Given problem:
All of the lines below are to be transcribed faithfully, with pictures excluded from the copy.

[Extracts from a graphics dataset]
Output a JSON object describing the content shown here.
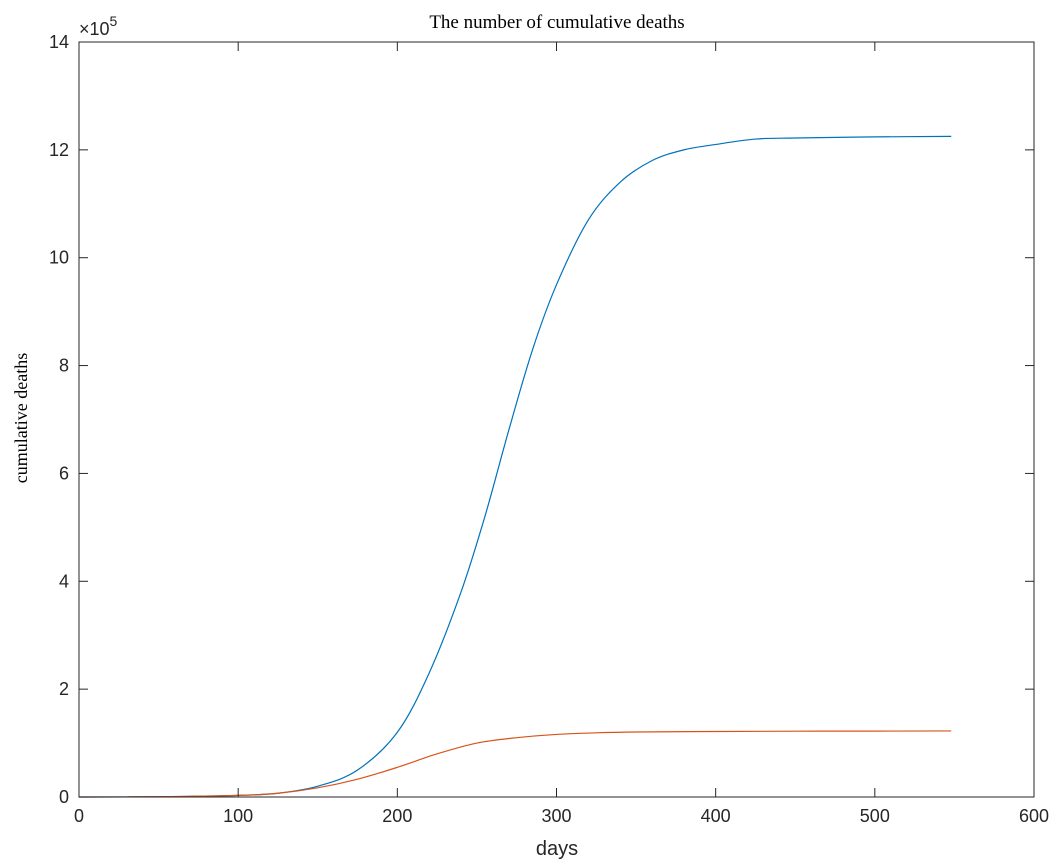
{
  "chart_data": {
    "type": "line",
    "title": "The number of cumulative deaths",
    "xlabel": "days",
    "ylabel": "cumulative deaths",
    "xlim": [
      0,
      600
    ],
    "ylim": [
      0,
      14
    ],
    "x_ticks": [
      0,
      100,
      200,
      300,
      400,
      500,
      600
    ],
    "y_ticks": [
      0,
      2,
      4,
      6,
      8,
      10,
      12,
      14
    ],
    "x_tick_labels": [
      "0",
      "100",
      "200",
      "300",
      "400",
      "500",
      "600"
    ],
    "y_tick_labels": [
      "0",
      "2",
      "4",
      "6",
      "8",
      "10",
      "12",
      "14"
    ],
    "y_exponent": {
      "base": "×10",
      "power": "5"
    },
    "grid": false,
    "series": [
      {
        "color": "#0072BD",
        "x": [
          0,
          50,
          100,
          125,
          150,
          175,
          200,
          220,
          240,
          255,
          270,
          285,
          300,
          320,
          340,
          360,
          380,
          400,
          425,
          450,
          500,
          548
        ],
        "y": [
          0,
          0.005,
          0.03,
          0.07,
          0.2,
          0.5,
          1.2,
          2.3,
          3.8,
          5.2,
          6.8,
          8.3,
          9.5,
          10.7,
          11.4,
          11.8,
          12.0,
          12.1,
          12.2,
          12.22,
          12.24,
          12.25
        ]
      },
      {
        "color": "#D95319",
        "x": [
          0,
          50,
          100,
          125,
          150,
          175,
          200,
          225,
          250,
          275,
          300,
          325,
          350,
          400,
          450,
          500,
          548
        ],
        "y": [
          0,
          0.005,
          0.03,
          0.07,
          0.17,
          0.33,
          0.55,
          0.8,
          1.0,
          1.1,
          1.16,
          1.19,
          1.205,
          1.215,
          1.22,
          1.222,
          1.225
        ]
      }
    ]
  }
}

Result below:
Output a JSON object describing the content shown here.
{
  "chart_data": {
    "type": "line",
    "title": "The number of cumulative deaths",
    "xlabel": "days",
    "ylabel": "cumulative deaths",
    "xlim": [
      0,
      600
    ],
    "ylim": [
      0,
      14
    ],
    "x_ticks": [
      0,
      100,
      200,
      300,
      400,
      500,
      600
    ],
    "y_ticks": [
      0,
      2,
      4,
      6,
      8,
      10,
      12,
      14
    ],
    "x_tick_labels": [
      "0",
      "100",
      "200",
      "300",
      "400",
      "500",
      "600"
    ],
    "y_tick_labels": [
      "0",
      "2",
      "4",
      "6",
      "8",
      "10",
      "12",
      "14"
    ],
    "y_exponent": {
      "base": "×10",
      "power": "5"
    },
    "grid": false,
    "series": [
      {
        "color": "#0072BD",
        "x": [
          0,
          50,
          100,
          125,
          150,
          175,
          200,
          220,
          240,
          255,
          270,
          285,
          300,
          320,
          340,
          360,
          380,
          400,
          425,
          450,
          500,
          548
        ],
        "y": [
          0,
          0.005,
          0.03,
          0.07,
          0.2,
          0.5,
          1.2,
          2.3,
          3.8,
          5.2,
          6.8,
          8.3,
          9.5,
          10.7,
          11.4,
          11.8,
          12.0,
          12.1,
          12.2,
          12.22,
          12.24,
          12.25
        ]
      },
      {
        "color": "#D95319",
        "x": [
          0,
          50,
          100,
          125,
          150,
          175,
          200,
          225,
          250,
          275,
          300,
          325,
          350,
          400,
          450,
          500,
          548
        ],
        "y": [
          0,
          0.005,
          0.03,
          0.07,
          0.17,
          0.33,
          0.55,
          0.8,
          1.0,
          1.1,
          1.16,
          1.19,
          1.205,
          1.215,
          1.22,
          1.222,
          1.225
        ]
      }
    ]
  }
}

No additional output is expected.